[Data excerpts]
....

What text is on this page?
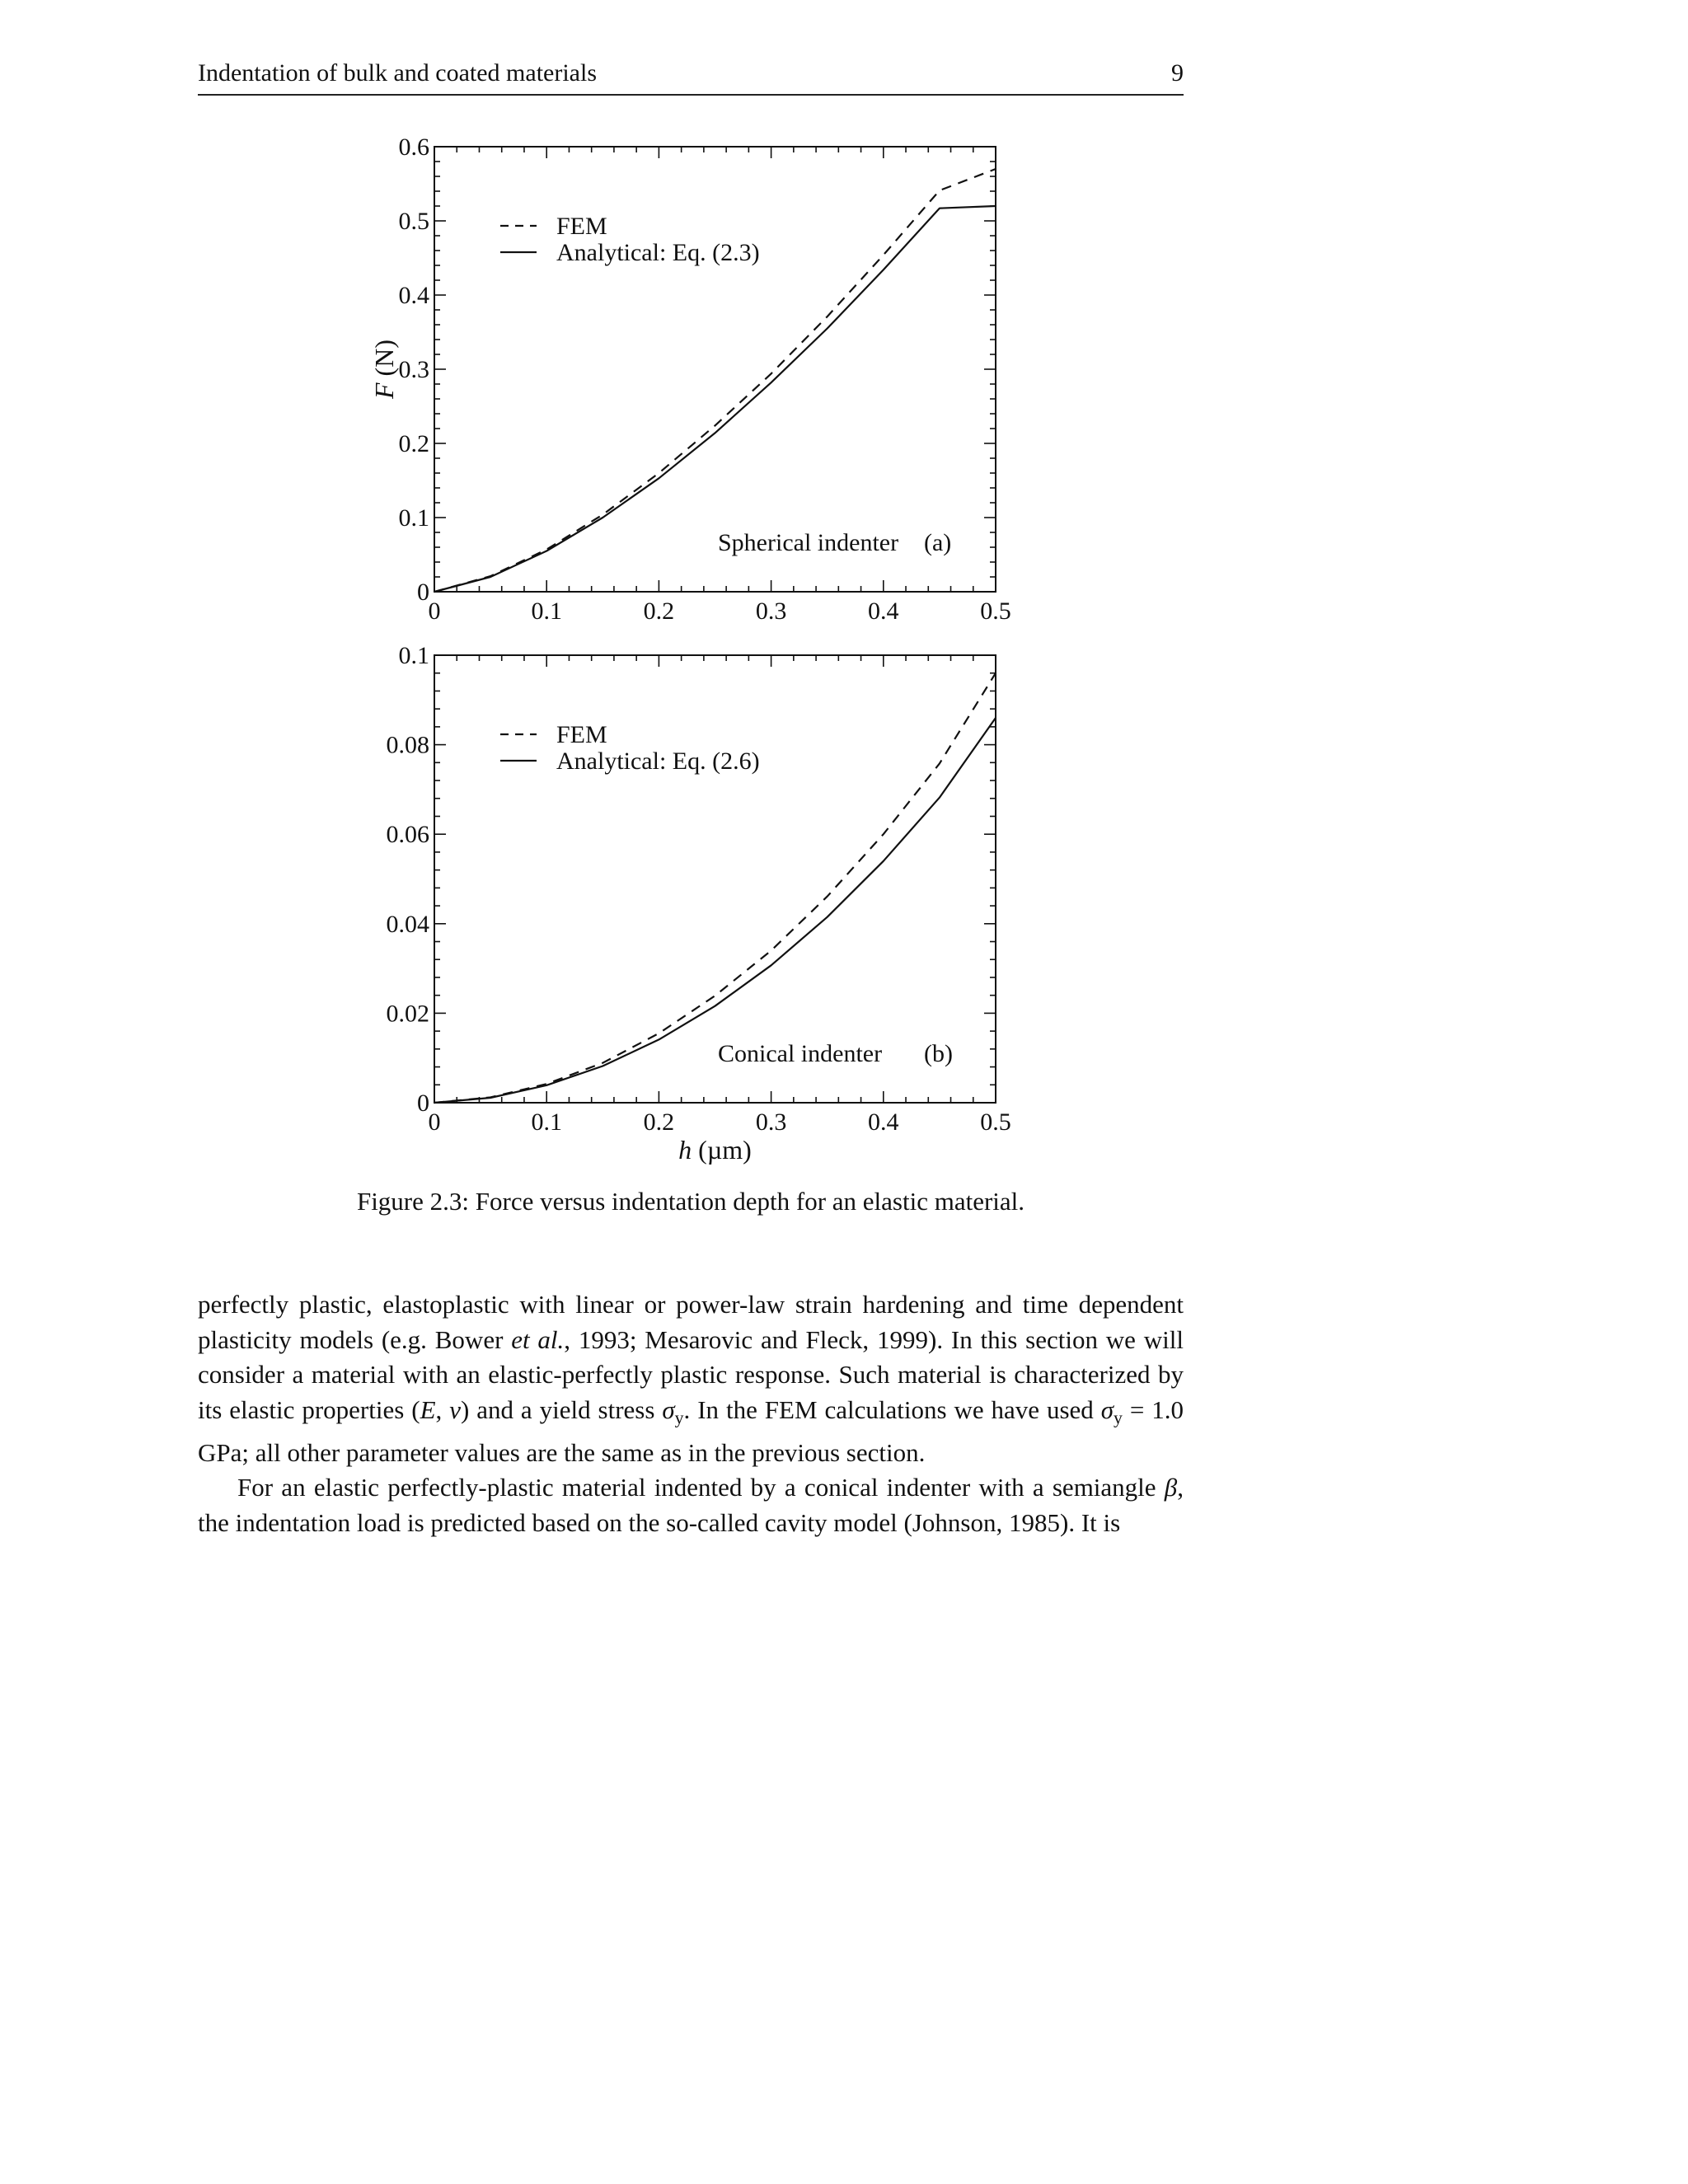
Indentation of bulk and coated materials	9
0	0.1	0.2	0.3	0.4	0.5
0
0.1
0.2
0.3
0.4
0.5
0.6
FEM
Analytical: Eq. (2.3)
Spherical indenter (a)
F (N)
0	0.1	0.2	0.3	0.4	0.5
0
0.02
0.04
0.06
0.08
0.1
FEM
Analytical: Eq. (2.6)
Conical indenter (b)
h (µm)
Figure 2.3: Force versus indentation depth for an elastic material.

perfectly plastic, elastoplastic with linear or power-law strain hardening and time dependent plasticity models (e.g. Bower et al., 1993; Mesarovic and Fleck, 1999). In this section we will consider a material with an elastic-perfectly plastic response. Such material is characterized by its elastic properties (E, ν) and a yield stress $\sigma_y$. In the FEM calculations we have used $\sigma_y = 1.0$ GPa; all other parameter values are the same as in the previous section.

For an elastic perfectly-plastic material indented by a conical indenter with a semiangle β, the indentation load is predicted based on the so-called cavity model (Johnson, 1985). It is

....

_EXERCISE DETAILS_: Give an exact reproduction of every line, leaving out any picture.

_THE RESULT_:
What text is on this page?
Indentation of bulk and coated materials	9
0	0.1	0.2	0.3	0.4	0.5
0
0.1
0.2
0.3
0.4
0.5
0.6
FEM
Analytical: Eq. (2.3)
Spherical indenter (a)
F (N)
0	0.1	0.2	0.3	0.4	0.5
0
0.02
0.04
0.06
0.08
0.1
FEM
Analytical: Eq. (2.6)
Conical indenter (b)
h (µm)
Figure 2.3: Force versus indentation depth for an elastic material.

perfectly plastic, elastoplastic with linear or power-law strain hardening and time dependent plasticity models (e.g. Bower et al., 1993; Mesarovic and Fleck, 1999). In this section we will consider a material with an elastic-perfectly plastic response. Such material is characterized by its elastic properties (E, ν) and a yield stress $\sigma_y$. In the FEM calculations we have used $\sigma_y = 1.0$ GPa; all other parameter values are the same as in the previous section.

For an elastic perfectly-plastic material indented by a conical indenter with a semiangle β, the indentation load is predicted based on the so-called cavity model (Johnson, 1985). It is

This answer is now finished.